• **Task objective**: Give the material again in full, matching it exactly.

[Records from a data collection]
## Begin

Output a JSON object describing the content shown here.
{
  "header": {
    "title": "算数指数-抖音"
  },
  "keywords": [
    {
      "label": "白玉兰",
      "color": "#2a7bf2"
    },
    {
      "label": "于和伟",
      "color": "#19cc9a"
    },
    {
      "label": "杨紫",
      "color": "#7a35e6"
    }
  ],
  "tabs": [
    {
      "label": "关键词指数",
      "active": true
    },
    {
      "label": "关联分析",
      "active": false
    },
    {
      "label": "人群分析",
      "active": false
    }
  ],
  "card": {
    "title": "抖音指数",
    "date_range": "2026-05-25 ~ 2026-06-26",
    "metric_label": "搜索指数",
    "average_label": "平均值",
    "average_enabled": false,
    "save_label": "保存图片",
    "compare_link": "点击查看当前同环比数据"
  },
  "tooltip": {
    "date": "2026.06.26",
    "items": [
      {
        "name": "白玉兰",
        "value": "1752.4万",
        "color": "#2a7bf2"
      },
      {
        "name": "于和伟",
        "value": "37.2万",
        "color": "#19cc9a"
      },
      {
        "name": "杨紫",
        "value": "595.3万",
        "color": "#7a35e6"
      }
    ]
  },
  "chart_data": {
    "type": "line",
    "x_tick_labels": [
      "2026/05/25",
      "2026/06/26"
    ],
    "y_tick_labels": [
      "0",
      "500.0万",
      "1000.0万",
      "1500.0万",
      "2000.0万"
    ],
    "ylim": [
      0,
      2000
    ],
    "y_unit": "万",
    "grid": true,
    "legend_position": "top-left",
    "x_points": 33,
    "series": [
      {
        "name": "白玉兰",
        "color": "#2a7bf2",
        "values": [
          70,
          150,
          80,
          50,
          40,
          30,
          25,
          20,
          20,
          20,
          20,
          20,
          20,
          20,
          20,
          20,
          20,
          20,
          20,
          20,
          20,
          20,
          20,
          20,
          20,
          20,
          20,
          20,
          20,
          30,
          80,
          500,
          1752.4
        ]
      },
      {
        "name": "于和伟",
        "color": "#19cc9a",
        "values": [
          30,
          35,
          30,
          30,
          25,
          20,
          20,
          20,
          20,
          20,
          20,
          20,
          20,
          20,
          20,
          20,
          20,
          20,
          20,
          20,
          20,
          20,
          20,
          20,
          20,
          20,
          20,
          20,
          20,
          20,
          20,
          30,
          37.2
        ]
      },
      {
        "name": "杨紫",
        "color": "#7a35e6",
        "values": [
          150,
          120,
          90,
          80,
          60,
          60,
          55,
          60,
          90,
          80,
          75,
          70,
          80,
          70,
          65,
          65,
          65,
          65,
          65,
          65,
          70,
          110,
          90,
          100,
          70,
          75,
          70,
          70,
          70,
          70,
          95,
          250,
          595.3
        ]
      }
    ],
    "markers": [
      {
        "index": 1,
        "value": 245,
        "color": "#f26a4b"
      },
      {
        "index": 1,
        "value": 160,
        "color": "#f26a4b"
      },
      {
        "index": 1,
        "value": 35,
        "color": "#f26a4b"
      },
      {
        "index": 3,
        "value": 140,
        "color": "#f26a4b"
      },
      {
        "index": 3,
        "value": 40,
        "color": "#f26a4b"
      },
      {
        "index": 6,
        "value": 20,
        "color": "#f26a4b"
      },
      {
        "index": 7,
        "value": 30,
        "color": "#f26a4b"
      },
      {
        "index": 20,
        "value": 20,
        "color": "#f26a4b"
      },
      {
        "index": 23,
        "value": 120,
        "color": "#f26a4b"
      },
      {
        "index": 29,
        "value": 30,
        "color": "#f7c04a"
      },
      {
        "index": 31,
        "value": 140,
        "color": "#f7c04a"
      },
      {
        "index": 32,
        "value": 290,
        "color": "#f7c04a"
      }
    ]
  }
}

## End

• **Correct output**:
Output a JSON object describing the content shown here.
{
  "header": {
    "title": "算数指数-抖音"
  },
  "keywords": [
    {
      "label": "白玉兰",
      "color": "#2a7bf2"
    },
    {
      "label": "于和伟",
      "color": "#19cc9a"
    },
    {
      "label": "杨紫",
      "color": "#7a35e6"
    }
  ],
  "tabs": [
    {
      "label": "关键词指数",
      "active": true
    },
    {
      "label": "关联分析",
      "active": false
    },
    {
      "label": "人群分析",
      "active": false
    }
  ],
  "card": {
    "title": "抖音指数",
    "date_range": "2026-05-25 ~ 2026-06-26",
    "metric_label": "搜索指数",
    "average_label": "平均值",
    "average_enabled": false,
    "save_label": "保存图片",
    "compare_link": "点击查看当前同环比数据"
  },
  "tooltip": {
    "date": "2026.06.26",
    "items": [
      {
        "name": "白玉兰",
        "value": "1752.4万",
        "color": "#2a7bf2"
      },
      {
        "name": "于和伟",
        "value": "37.2万",
        "color": "#19cc9a"
      },
      {
        "name": "杨紫",
        "value": "595.3万",
        "color": "#7a35e6"
      }
    ]
  },
  "chart_data": {
    "type": "line",
    "x_tick_labels": [
      "2026/05/25",
      "2026/06/26"
    ],
    "y_tick_labels": [
      "0",
      "500.0万",
      "1000.0万",
      "1500.0万",
      "2000.0万"
    ],
    "ylim": [
      0,
      2000
    ],
    "y_unit": "万",
    "grid": true,
    "legend_position": "top-left",
    "x_points": 33,
    "series": [
      {
        "name": "白玉兰",
        "color": "#2a7bf2",
        "values": [
          70,
          150,
          80,
          50,
          40,
          30,
          25,
          20,
          20,
          20,
          20,
          20,
          20,
          20,
          20,
          20,
          20,
          20,
          20,
          20,
          20,
          20,
          20,
          20,
          20,
          20,
          20,
          20,
          20,
          30,
          80,
          500,
          1752.4
        ]
      },
      {
        "name": "于和伟",
        "color": "#19cc9a",
        "values": [
          30,
          35,
          30,
          30,
          25,
          20,
          20,
          20,
          20,
          20,
          20,
          20,
          20,
          20,
          20,
          20,
          20,
          20,
          20,
          20,
          20,
          20,
          20,
          20,
          20,
          20,
          20,
          20,
          20,
          20,
          20,
          30,
          37.2
        ]
      },
      {
        "name": "杨紫",
        "color": "#7a35e6",
        "values": [
          150,
          120,
          90,
          80,
          60,
          60,
          55,
          60,
          90,
          80,
          75,
          70,
          80,
          70,
          65,
          65,
          65,
          65,
          65,
          65,
          70,
          110,
          90,
          100,
          70,
          75,
          70,
          70,
          70,
          70,
          95,
          250,
          595.3
        ]
      }
    ],
    "markers": [
      {
        "index": 1,
        "value": 245,
        "color": "#f26a4b"
      },
      {
        "index": 1,
        "value": 160,
        "color": "#f26a4b"
      },
      {
        "index": 1,
        "value": 35,
        "color": "#f26a4b"
      },
      {
        "index": 3,
        "value": 140,
        "color": "#f26a4b"
      },
      {
        "index": 3,
        "value": 40,
        "color": "#f26a4b"
      },
      {
        "index": 6,
        "value": 20,
        "color": "#f26a4b"
      },
      {
        "index": 7,
        "value": 30,
        "color": "#f26a4b"
      },
      {
        "index": 20,
        "value": 20,
        "color": "#f26a4b"
      },
      {
        "index": 23,
        "value": 120,
        "color": "#f26a4b"
      },
      {
        "index": 29,
        "value": 30,
        "color": "#f7c04a"
      },
      {
        "index": 31,
        "value": 140,
        "color": "#f7c04a"
      },
      {
        "index": 32,
        "value": 290,
        "color": "#f7c04a"
      }
    ]
  }
}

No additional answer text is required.